## [TASK DIRECTIONS]
Print all of the lines exactly. Any picture among them stays out.

## [Data excerpts]

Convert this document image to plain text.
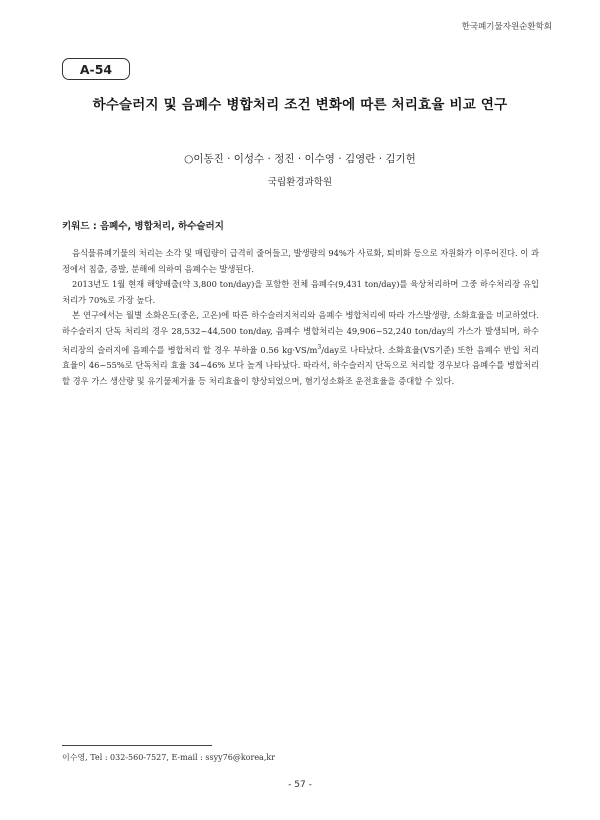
한국폐기물자원순환학회
A-54
하수슬러지 및 음폐수 병합처리 조건 변화에 따른 처리효율 비교 연구
○이동진 · 이성수 · 정진 · 이수영 · 김영란 · 김기헌
국립환경과학원
키워드 : 음폐수, 병합처리, 하수슬러지

음식물류폐기물의 처리는 소각 및 매립량이 급격히 줄어들고, 발생량의 94%가 사료화, 퇴비화 등으로 자원화가 이루어진다. 이 과정에서 침출, 증발, 분해에 의하여 음폐수는 발생된다.

2013년도 1월 현재 해양배출(약 3,800 ton/day)을 포함한 전체 음폐수(9,431 ton/day)를 육상처리하며 그중 하수처리장 유입처리가 70%로 가장 높다.

본 연구에서는 월별 소화온도(중온, 고온)에 따른 하수슬러지처리와 음폐수 병합처리에 따라 가스발생량, 소화효율을 비교하였다. 하수슬러지 단독 처리의 경우 28,532~44,500 ton/day, 음폐수 병합처리는 49,906~52,240 ton/day의 가스가 발생되며, 하수처리장의 슬러지에 음폐수를 병합처리 할 경우 부하율 0.56 $kg\cdot VS/m^3$/day로 나타났다. 소화효율(VS기준) 또한 음폐수 반입 처리 효율이 46~55%로 단독처리 효율 34~46% 보다 높게 나타났다. 따라서, 하수슬러지 단독으로 처리할 경우보다 음폐수를 병합처리 할 경우 가스 생산량 및 유기물제거율 등 처리효율이 향상되었으며, 혐기성소화조 운전효율을 증대할 수 있다.

이수영, Tel : 032-560-7527, E-mail : ssyy76@korea,kr
- 57 -
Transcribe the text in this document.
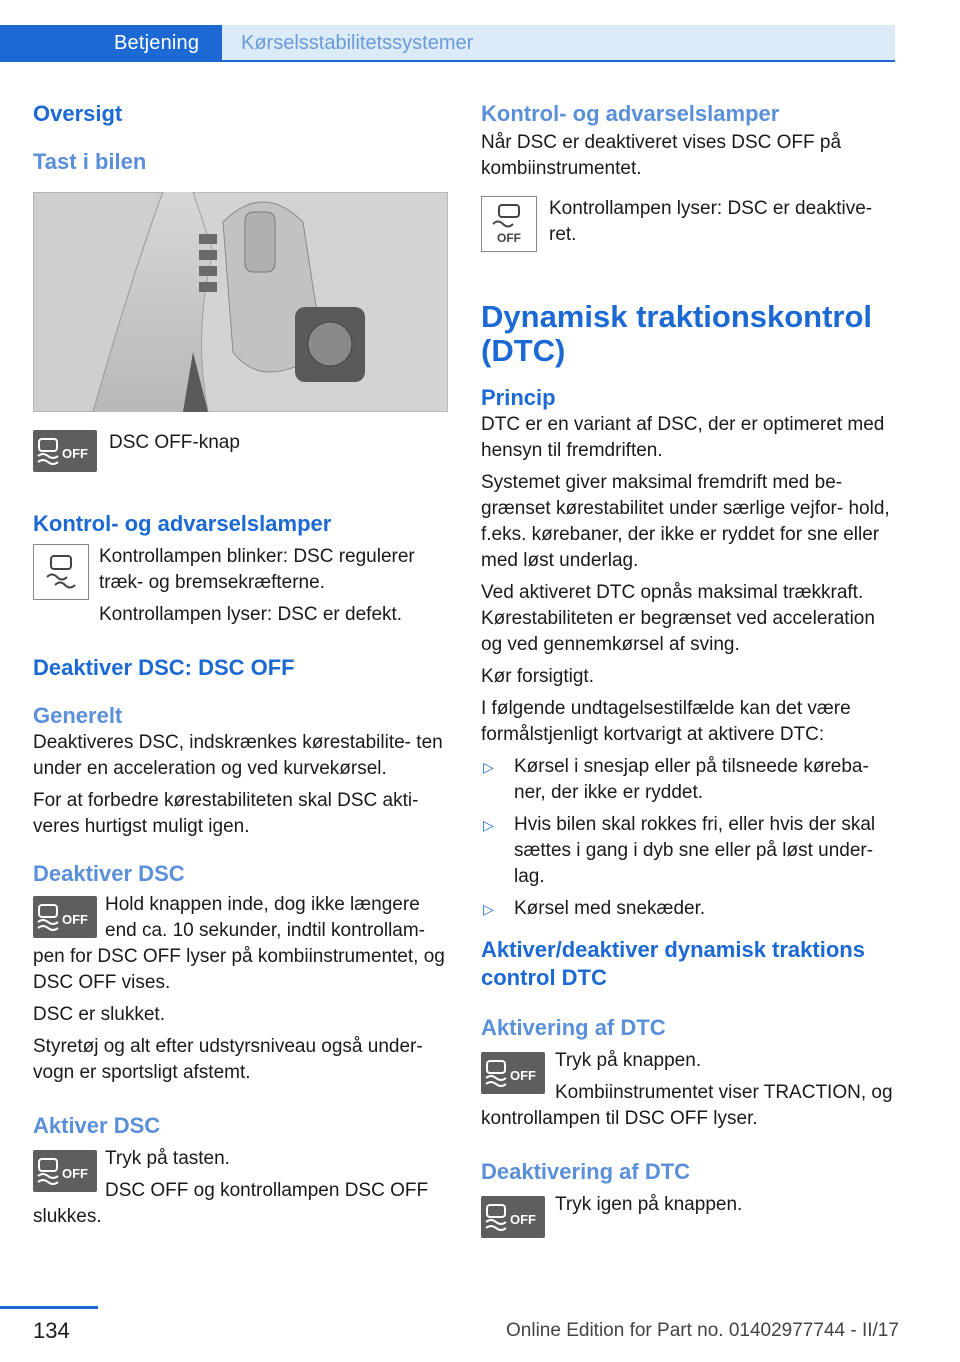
Betjening	Kørselsstabilitetssystemer
Oversigt
Tast i bilen
OFF
DSC OFF-knap
Kontrol- og advarselslamper
Kontrollampen blinker: DSC regulerer træk- og bremsekræfterne.
Kontrollampen lyser: DSC er defekt.
Deaktiver DSC: DSC OFF
Generelt

Deaktiveres DSC, indskrænkes kørestabilite‐ ten under en acceleration og ved kurvekørsel.

For at forbedre kørestabiliteten skal DSC akti‐ veres hurtigst muligt igen.

Deaktiver DSC
OFF

Hold knappen inde, dog ikke længere end ca. 10 sekunder, indtil kontrollam‐ pen for DSC OFF lyser på kombiinstrumentet, og DSC OFF vises.

DSC er slukket.

Styretøj og alt efter udstyrsniveau også under‐ vogn er sportsligt afstemt.

Aktiver DSC
OFF

Tryk på tasten.

DSC OFF og kontrollampen DSC OFF slukkes.

Kontrol- og advarselslamper

Når DSC er deaktiveret vises DSC OFF på kombiinstrumentet.

OFF
Kontrollampen lyser: DSC er deaktive‐ ret.
Dynamisk traktionskontrol (DTC)
Princip

DTC er en variant af DSC, der er optimeret med hensyn til fremdriften.

Systemet giver maksimal fremdrift med be‐ grænset kørestabilitet under særlige vejfor‐ hold, f.eks. kørebaner, der ikke er ryddet for sne eller med løst underlag.

Ved aktiveret DTC opnås maksimal trækkraft. Kørestabiliteten er begrænset ved acceleration og ved gennemkørsel af sving.

Kør forsigtigt.

I følgende undtagelsestilfælde kan det være formålstjenligt kortvarigt at aktivere DTC:

▷ Kørsel i snesjap eller på tilsneede køreba‐ ner, der ikke er ryddet.
▷ Hvis bilen skal rokkes fri, eller hvis der skal sættes i gang i dyb sne eller på løst under‐ lag.
▷ Kørsel med snekæder.
Aktiver/deaktiver dynamisk traktions control DTC
Aktivering af DTC
OFF

Tryk på knappen.

Kombiinstrumentet viser TRACTION, og kontrollampen til DSC OFF lyser.

Deaktivering af DTC
OFF

Tryk igen på knappen.

134	Online Edition for Part no. 01402977744 - II/17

## [WRITTEN SOLUTION]
Convert this document image to plain text.
한국폐기물자원순환학회
A-54
하수슬러지 및 음폐수 병합처리 조건 변화에 따른 처리효율 비교 연구
○이동진 · 이성수 · 정진 · 이수영 · 김영란 · 김기헌
국립환경과학원
키워드 : 음폐수, 병합처리, 하수슬러지

음식물류폐기물의 처리는 소각 및 매립량이 급격히 줄어들고, 발생량의 94%가 사료화, 퇴비화 등으로 자원화가 이루어진다. 이 과정에서 침출, 증발, 분해에 의하여 음폐수는 발생된다.

2013년도 1월 현재 해양배출(약 3,800 ton/day)을 포함한 전체 음폐수(9,431 ton/day)를 육상처리하며 그중 하수처리장 유입처리가 70%로 가장 높다.

본 연구에서는 월별 소화온도(중온, 고온)에 따른 하수슬러지처리와 음폐수 병합처리에 따라 가스발생량, 소화효율을 비교하였다. 하수슬러지 단독 처리의 경우 28,532~44,500 ton/day, 음폐수 병합처리는 49,906~52,240 ton/day의 가스가 발생되며, 하수처리장의 슬러지에 음폐수를 병합처리 할 경우 부하율 0.56 $kg\cdot VS/m^3$/day로 나타났다. 소화효율(VS기준) 또한 음폐수 반입 처리 효율이 46~55%로 단독처리 효율 34~46% 보다 높게 나타났다. 따라서, 하수슬러지 단독으로 처리할 경우보다 음폐수를 병합처리 할 경우 가스 생산량 및 유기물제거율 등 처리효율이 향상되었으며, 혐기성소화조 운전효율을 증대할 수 있다.

이수영, Tel : 032-560-7527, E-mail : ssyy76@korea,kr
- 57 -
Transcribe the text in this document.
Betjening	Kørselsstabilitetssystemer
Oversigt
Tast i bilen
OFF
DSC OFF-knap
Kontrol- og advarselslamper
Kontrollampen blinker: DSC regulerer træk- og bremsekræfterne.
Kontrollampen lyser: DSC er defekt.
Deaktiver DSC: DSC OFF
Generelt

Deaktiveres DSC, indskrænkes kørestabilite‐ ten under en acceleration og ved kurvekørsel.

For at forbedre kørestabiliteten skal DSC akti‐ veres hurtigst muligt igen.

Deaktiver DSC
OFF

Hold knappen inde, dog ikke længere end ca. 10 sekunder, indtil kontrollam‐ pen for DSC OFF lyser på kombiinstrumentet, og DSC OFF vises.

DSC er slukket.

Styretøj og alt efter udstyrsniveau også under‐ vogn er sportsligt afstemt.

Aktiver DSC
OFF

Tryk på tasten.

DSC OFF og kontrollampen DSC OFF slukkes.

Kontrol- og advarselslamper

Når DSC er deaktiveret vises DSC OFF på kombiinstrumentet.

OFF
Kontrollampen lyser: DSC er deaktive‐ ret.
Dynamisk traktionskontrol (DTC)
Princip

DTC er en variant af DSC, der er optimeret med hensyn til fremdriften.

Systemet giver maksimal fremdrift med be‐ grænset kørestabilitet under særlige vejfor‐ hold, f.eks. kørebaner, der ikke er ryddet for sne eller med løst underlag.

Ved aktiveret DTC opnås maksimal trækkraft. Kørestabiliteten er begrænset ved acceleration og ved gennemkørsel af sving.

Kør forsigtigt.

I følgende undtagelsestilfælde kan det være formålstjenligt kortvarigt at aktivere DTC:

▷ Kørsel i snesjap eller på tilsneede køreba‐ ner, der ikke er ryddet.
▷ Hvis bilen skal rokkes fri, eller hvis der skal sættes i gang i dyb sne eller på løst under‐ lag.
▷ Kørsel med snekæder.
Aktiver/deaktiver dynamisk traktions control DTC
Aktivering af DTC
OFF

Tryk på knappen.

Kombiinstrumentet viser TRACTION, og kontrollampen til DSC OFF lyser.

Deaktivering af DTC
OFF

Tryk igen på knappen.

134	Online Edition for Part no. 01402977744 - II/17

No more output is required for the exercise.